== Given entries

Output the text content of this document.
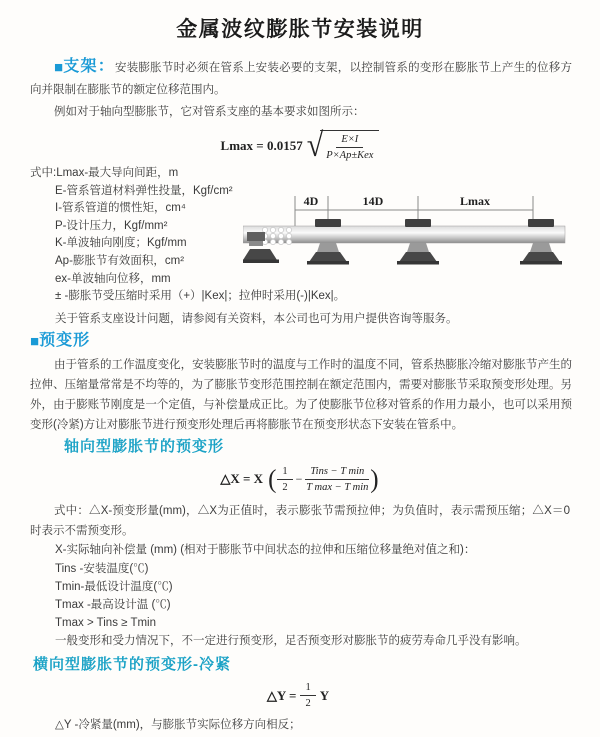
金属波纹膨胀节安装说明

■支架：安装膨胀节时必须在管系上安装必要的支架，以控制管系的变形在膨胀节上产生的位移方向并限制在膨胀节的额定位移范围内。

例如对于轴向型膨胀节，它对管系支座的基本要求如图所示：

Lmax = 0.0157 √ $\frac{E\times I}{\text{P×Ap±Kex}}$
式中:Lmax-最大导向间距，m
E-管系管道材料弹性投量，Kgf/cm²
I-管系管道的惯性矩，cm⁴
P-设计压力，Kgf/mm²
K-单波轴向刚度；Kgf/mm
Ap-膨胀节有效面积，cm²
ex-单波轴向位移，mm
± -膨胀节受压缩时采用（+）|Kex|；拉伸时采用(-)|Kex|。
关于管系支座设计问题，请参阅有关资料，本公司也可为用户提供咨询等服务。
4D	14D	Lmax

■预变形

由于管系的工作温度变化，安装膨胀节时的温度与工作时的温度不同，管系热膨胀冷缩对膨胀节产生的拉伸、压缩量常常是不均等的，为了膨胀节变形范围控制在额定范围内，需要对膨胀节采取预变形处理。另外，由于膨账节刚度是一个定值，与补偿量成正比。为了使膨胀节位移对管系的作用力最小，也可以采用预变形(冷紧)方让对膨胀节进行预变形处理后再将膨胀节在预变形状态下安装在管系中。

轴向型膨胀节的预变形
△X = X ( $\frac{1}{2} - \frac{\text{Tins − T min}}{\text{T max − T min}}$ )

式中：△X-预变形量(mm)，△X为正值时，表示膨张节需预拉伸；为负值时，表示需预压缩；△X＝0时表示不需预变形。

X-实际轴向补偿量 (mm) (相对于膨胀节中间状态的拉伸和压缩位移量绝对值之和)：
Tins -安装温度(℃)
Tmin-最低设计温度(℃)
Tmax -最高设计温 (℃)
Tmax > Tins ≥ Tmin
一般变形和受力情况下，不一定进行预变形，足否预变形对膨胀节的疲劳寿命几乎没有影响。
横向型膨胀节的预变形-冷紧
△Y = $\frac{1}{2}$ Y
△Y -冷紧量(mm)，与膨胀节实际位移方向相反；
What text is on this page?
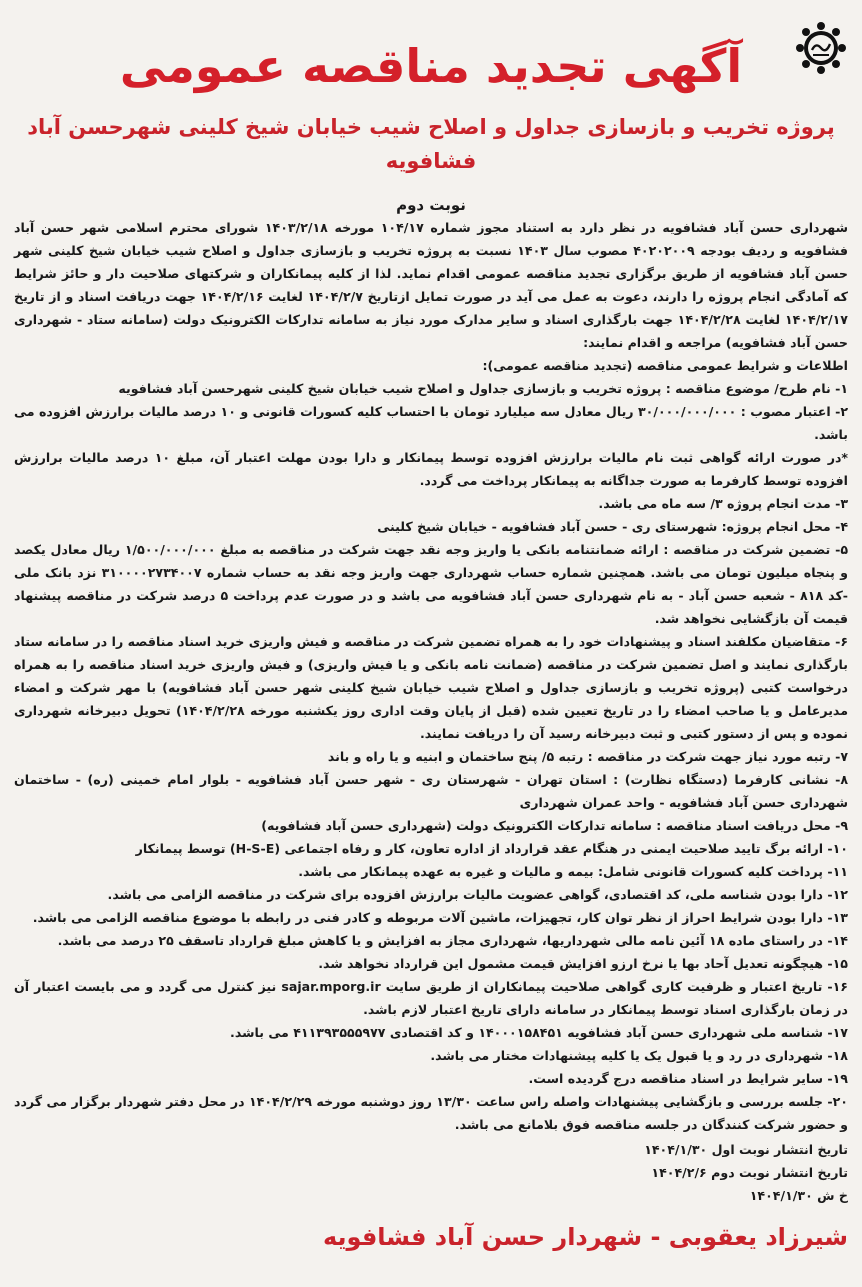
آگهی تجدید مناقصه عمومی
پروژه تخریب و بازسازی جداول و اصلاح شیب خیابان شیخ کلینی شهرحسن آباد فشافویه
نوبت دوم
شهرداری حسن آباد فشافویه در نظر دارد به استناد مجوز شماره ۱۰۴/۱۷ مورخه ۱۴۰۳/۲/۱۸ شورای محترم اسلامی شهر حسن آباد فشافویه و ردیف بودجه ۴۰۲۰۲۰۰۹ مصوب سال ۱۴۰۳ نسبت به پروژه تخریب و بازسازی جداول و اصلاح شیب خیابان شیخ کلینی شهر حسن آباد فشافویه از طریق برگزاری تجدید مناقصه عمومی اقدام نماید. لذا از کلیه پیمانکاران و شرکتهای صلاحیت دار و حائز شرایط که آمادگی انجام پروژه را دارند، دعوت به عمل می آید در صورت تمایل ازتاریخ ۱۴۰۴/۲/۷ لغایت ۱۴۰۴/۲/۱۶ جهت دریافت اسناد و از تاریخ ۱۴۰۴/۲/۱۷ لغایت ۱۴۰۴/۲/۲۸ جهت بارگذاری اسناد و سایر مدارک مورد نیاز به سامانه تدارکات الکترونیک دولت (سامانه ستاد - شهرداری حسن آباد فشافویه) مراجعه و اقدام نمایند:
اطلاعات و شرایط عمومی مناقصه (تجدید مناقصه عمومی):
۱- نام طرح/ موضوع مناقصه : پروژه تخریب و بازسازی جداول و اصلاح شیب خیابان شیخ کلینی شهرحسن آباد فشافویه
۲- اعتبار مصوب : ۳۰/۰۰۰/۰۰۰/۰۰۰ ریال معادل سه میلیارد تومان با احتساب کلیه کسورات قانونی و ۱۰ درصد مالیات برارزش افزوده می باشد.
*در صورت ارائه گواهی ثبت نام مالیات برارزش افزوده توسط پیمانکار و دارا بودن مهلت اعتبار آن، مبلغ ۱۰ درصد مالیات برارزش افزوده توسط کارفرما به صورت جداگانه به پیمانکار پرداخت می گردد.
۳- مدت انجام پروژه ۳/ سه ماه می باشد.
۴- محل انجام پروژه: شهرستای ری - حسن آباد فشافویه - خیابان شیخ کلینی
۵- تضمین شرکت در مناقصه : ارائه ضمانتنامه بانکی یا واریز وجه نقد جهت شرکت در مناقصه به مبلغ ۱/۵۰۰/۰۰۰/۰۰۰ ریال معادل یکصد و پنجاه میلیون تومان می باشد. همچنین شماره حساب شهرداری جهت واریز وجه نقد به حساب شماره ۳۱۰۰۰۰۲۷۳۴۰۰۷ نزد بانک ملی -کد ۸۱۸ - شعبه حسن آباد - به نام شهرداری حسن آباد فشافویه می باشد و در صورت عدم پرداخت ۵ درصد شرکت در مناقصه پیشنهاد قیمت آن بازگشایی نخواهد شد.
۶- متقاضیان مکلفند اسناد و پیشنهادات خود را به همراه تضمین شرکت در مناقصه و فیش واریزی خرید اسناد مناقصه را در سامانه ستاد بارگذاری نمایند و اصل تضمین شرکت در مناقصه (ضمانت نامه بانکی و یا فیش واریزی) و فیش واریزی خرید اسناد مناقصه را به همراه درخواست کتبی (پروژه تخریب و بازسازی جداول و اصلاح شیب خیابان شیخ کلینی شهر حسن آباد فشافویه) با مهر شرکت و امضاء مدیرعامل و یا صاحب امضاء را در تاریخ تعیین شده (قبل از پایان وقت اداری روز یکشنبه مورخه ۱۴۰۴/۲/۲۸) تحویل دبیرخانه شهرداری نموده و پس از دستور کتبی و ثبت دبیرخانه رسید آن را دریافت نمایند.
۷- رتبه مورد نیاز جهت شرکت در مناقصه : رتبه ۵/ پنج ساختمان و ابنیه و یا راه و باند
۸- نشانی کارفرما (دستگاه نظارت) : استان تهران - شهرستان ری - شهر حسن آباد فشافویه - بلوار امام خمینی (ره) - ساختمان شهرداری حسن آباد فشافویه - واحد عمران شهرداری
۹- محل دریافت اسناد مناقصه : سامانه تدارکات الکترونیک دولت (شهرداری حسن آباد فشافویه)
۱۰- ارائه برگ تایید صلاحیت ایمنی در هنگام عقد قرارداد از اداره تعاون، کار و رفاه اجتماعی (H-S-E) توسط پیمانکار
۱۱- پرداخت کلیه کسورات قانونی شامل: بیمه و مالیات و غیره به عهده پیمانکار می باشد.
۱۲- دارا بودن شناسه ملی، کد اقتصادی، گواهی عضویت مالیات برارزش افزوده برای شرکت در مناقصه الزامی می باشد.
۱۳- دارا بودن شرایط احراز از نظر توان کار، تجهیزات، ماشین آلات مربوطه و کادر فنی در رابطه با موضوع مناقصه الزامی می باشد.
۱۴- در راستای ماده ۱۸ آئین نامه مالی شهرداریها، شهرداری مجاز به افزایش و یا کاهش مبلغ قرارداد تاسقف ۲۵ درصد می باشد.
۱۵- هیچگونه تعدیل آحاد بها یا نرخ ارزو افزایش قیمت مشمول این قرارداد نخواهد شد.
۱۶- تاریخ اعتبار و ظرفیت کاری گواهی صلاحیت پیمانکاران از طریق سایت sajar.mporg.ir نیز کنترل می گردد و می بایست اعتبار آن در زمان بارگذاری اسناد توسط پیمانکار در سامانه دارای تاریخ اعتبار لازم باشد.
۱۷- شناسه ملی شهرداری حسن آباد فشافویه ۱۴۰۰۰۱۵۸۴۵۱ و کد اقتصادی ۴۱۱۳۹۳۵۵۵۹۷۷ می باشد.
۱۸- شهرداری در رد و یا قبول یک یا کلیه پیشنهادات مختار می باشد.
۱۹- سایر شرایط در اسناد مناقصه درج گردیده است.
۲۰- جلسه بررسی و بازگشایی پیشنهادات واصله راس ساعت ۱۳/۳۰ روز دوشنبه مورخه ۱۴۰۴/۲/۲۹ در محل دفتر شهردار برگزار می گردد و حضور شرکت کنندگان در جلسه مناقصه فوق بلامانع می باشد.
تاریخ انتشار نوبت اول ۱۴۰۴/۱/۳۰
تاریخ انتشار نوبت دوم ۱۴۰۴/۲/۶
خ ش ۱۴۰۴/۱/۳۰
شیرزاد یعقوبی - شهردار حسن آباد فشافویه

====

#### [Direction]
Look through the entries above for the word "شناسه". Copy every line where it shows up.

#### [Written solution]
۱۲- دارا بودن شناسه ملی، کد اقتصادی، گواهی عضویت مالیات برارزش افزوده برای شرکت در مناقصه الزامی می باشد.
۱۷- شناسه ملی شهرداری حسن آباد فشافویه ۱۴۰۰۰۱۵۸۴۵۱ و کد اقتصادی ۴۱۱۳۹۳۵۵۵۹۷۷ می باشد.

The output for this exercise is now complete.